QUELLE =>
******

Im choreografischen Traum zu Hause: Linda Samaraweerová.

Foto: Tanzquartier Wien

Wien - Die Performances des bildenden Künstlers Karl Karner und der Tänzerin Linda Samaraweerová zählen seit zehn Jahren zu den Highlights der zeitgenössischen österreichischen Kunst-Choreografie-Szene. Mit der Uraufführung seines neuen Stücks Würfeln im Tanzquartier Wien lieferte das Duo nun abermals eine exzellente Arbeit ab.

Zusammen mit Andreas Stern und Rainer Böhm verwandelten Karner/Samaraweerová die Tanzquartier-Halle G in eine so sinistre wie funkelnde Unterwelt: mit zahllosen bunten Glühbirnen, nebelgeschwängerter Luft und einer in die Zuschauertribüne gerammten Catwalk-Rampe. Die Besucher mussten auf der Bühne Platz nehmen.

Auf einem hohen Podest stand die Skulptur eines indischen Elefanten, in dessen Tragekorb lange Äste mit farbigen Lichtern steckten. In einen stilisierten Baum waren Frischblumenstäuße drapiert, und auf einem Stein im Hintergrund flackerten Bilder eines geheimnisvollen Films.

******

EXTRAHIERTE DATEN =>
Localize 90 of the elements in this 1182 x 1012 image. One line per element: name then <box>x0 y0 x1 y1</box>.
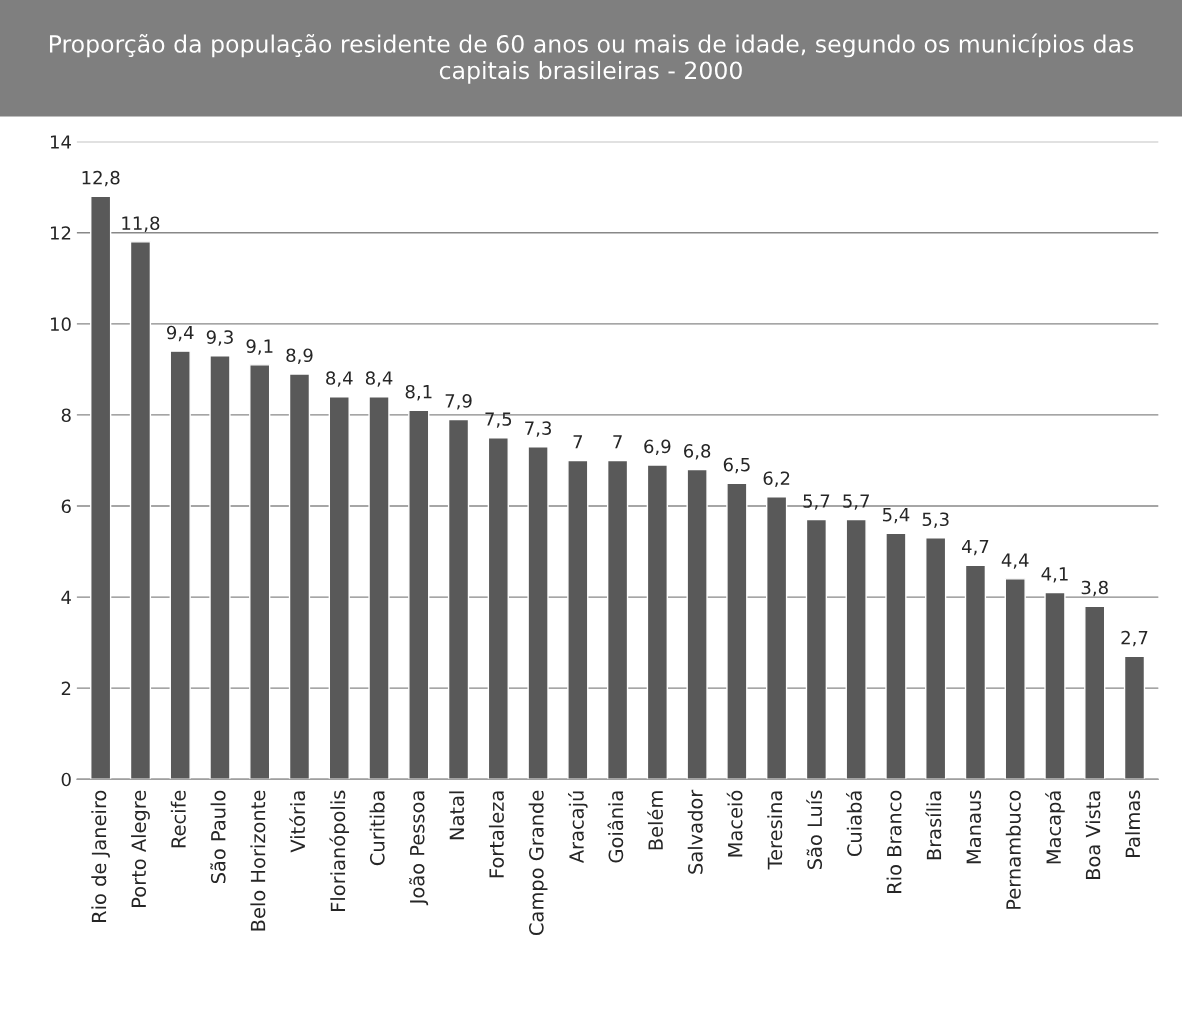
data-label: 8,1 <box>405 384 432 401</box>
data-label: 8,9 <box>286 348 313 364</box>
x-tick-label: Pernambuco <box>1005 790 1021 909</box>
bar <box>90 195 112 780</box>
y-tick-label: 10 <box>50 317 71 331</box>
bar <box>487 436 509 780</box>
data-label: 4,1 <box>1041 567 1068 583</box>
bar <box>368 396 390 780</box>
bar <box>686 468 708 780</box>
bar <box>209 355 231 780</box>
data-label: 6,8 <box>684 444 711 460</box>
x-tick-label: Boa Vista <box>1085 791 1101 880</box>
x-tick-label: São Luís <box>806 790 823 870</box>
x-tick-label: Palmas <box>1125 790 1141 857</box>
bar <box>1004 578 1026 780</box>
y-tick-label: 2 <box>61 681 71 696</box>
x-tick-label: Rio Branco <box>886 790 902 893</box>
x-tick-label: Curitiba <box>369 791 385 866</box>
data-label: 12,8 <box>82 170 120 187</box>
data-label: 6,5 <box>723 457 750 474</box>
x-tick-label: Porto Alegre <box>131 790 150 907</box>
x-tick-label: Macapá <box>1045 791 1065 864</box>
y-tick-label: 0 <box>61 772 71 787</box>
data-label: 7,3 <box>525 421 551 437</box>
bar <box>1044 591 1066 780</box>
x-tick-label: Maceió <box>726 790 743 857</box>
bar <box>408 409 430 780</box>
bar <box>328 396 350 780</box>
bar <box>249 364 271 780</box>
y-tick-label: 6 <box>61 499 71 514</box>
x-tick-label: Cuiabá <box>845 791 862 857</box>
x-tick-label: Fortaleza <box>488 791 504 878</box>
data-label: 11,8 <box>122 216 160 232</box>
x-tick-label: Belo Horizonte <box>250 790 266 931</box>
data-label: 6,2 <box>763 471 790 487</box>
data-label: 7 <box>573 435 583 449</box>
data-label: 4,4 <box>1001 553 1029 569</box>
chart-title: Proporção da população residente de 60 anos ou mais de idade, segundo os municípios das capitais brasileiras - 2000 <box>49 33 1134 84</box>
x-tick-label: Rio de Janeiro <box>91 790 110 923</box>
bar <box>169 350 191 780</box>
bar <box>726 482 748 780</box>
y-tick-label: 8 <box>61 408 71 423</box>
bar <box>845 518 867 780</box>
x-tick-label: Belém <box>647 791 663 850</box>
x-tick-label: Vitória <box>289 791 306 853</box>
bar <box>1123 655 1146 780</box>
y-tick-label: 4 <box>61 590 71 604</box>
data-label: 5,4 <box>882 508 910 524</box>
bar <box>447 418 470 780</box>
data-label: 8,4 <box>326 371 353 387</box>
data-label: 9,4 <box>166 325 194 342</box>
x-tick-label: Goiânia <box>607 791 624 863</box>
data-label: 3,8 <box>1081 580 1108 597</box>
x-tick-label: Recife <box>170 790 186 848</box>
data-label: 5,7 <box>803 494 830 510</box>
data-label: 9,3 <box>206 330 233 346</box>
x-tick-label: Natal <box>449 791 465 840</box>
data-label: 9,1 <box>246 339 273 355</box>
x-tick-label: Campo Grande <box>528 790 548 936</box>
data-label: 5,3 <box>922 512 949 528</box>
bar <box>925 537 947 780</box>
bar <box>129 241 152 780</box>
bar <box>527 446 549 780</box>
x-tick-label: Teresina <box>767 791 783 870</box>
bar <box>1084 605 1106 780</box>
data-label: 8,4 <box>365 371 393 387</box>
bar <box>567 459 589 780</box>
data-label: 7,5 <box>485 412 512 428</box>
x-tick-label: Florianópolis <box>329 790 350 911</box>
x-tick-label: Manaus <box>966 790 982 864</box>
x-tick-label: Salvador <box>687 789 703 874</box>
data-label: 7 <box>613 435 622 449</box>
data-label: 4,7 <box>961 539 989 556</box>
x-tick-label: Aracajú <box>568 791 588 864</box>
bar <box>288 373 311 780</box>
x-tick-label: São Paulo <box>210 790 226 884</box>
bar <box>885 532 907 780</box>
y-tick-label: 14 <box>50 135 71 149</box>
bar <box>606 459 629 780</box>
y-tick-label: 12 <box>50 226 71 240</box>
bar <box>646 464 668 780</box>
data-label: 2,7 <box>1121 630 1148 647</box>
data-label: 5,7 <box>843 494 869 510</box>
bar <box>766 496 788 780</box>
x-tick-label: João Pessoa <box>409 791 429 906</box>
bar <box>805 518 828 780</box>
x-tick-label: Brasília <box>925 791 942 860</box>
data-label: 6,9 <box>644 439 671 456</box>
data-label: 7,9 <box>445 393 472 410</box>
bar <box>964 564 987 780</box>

******

AUFGABEN =>
A. Aktualisieren Sie in der Besprechung von Würfeln den Abschnitt zwischen „Auf einem hohen“ und „eines geheimnisvollen Films.“ einschließlich und geben Sie ihn wieder, wobei „indischen“ durch „afrikanischen“ ersetzt wird.
B. Mit welchen beiden Personen verwandelten Karner/Samaraweerová laut der Besprechung von Würfeln die Tanzquartier-Halle G?

LÖSUNGEN =>
A.
Auf einem hohen Podest stand die Skulptur eines afrikanischen Elefanten, in dessen Tragekorb lange Äste mit farbigen Lichtern steckten. In einen stilisierten Baum waren Frischblumenstäuße drapiert, und auf einem Stein im Hintergrund flackerten Bilder eines geheimnisvollen Films.

B. Mit Andreas Stern und Rainer Böhm.